**Objective**
Determine how many lines of this material contain "Республики". Give only the number.

**Data excerpts**

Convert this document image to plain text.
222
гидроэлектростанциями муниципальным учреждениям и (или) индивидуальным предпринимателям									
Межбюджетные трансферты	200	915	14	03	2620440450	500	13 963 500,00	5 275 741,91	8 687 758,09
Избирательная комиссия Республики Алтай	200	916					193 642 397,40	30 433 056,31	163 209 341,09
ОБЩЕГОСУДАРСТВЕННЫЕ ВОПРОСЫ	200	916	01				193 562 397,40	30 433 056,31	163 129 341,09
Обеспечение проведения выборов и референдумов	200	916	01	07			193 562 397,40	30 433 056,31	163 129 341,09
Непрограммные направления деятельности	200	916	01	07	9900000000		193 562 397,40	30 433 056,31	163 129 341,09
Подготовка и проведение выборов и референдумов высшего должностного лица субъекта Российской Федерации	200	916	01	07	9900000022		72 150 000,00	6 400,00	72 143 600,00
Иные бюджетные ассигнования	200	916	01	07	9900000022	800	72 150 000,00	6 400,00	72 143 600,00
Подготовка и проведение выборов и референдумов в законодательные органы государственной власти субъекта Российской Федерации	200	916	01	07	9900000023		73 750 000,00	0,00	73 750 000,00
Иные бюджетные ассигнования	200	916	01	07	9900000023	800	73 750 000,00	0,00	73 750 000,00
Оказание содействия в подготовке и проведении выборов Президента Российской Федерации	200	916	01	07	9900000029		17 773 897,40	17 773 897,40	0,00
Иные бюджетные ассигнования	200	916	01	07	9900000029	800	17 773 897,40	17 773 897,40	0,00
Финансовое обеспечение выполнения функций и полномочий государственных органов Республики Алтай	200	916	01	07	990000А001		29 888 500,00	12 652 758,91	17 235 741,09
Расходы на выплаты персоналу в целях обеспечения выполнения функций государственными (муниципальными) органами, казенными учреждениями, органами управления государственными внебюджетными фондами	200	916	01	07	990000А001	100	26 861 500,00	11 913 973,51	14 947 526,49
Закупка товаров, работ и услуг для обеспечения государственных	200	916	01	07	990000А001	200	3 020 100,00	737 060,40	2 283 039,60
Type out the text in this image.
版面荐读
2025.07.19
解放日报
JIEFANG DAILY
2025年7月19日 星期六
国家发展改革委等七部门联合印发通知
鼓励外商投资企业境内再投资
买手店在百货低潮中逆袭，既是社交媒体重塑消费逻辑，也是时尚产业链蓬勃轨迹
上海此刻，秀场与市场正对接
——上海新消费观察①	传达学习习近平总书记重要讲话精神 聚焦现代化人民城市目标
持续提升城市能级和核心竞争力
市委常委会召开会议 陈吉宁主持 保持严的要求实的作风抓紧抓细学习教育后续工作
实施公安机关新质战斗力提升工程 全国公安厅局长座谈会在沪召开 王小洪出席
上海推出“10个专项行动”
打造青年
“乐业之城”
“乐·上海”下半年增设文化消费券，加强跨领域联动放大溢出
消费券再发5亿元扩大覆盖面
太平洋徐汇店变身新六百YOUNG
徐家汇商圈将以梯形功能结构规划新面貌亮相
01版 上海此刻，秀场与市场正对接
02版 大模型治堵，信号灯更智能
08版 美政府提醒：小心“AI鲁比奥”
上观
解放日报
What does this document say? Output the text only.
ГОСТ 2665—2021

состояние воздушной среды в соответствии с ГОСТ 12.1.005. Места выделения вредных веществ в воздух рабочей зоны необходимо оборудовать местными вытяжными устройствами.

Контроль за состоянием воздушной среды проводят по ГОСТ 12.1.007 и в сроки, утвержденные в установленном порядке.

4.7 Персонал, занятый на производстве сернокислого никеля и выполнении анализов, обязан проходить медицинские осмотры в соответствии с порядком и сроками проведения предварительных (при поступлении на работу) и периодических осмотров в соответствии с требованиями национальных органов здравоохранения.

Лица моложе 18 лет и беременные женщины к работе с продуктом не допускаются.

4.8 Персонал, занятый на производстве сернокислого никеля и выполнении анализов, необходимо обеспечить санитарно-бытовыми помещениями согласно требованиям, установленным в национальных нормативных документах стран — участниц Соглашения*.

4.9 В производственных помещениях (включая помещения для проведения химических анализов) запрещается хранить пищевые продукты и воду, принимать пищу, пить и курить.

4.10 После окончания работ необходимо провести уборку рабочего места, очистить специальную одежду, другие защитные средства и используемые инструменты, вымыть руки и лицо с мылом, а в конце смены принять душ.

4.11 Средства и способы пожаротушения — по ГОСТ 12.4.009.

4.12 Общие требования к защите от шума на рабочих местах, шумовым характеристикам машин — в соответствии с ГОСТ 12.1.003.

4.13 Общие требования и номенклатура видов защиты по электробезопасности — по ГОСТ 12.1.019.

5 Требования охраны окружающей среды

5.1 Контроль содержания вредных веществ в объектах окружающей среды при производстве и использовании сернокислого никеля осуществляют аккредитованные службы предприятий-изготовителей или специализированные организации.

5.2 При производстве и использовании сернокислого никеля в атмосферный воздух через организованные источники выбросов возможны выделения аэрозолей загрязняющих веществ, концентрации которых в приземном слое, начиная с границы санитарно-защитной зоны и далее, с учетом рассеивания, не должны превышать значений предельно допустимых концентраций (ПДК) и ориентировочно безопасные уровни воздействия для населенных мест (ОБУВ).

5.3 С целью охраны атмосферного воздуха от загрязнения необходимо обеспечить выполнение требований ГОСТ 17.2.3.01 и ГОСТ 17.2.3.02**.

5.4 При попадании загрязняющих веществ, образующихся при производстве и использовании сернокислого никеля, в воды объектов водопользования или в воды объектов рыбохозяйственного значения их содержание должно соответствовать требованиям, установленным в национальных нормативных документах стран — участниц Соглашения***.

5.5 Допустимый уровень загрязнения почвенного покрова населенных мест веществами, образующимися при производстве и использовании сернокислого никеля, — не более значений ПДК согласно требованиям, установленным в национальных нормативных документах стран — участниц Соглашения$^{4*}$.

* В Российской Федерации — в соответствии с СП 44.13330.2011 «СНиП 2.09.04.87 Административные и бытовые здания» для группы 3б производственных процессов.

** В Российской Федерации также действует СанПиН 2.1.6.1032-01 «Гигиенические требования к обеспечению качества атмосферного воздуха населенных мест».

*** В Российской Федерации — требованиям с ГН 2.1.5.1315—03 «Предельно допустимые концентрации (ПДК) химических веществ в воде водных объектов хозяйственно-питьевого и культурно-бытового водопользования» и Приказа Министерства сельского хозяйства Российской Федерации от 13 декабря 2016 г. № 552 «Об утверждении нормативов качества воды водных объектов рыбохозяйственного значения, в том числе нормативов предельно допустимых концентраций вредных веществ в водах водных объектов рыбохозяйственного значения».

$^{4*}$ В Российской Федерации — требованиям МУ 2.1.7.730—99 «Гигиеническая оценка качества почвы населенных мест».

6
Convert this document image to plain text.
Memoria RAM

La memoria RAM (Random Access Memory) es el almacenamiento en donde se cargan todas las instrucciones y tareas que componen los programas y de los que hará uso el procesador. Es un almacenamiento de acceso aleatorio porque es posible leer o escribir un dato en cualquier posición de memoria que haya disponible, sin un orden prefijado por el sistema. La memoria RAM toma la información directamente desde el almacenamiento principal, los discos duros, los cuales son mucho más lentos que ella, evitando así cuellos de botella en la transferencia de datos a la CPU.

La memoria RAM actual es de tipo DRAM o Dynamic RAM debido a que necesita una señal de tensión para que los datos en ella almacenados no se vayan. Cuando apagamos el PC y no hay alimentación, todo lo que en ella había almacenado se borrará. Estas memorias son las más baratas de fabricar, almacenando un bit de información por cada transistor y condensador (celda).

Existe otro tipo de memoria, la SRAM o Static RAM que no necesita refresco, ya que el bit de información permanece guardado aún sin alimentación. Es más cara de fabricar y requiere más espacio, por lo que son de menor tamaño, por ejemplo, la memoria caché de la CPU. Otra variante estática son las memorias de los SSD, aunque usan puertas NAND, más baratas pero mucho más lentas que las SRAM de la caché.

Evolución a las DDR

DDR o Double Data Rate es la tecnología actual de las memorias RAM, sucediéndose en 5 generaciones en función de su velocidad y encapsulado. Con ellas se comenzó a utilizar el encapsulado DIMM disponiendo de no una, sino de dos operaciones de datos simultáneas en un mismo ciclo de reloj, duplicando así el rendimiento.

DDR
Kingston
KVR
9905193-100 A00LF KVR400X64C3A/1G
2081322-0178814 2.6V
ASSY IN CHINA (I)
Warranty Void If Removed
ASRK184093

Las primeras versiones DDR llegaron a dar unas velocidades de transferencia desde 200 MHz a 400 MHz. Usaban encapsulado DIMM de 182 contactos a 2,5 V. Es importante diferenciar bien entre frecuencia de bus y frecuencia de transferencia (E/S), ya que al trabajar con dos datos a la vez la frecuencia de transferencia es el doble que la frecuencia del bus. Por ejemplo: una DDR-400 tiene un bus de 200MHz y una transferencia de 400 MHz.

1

**Answer to the task**
2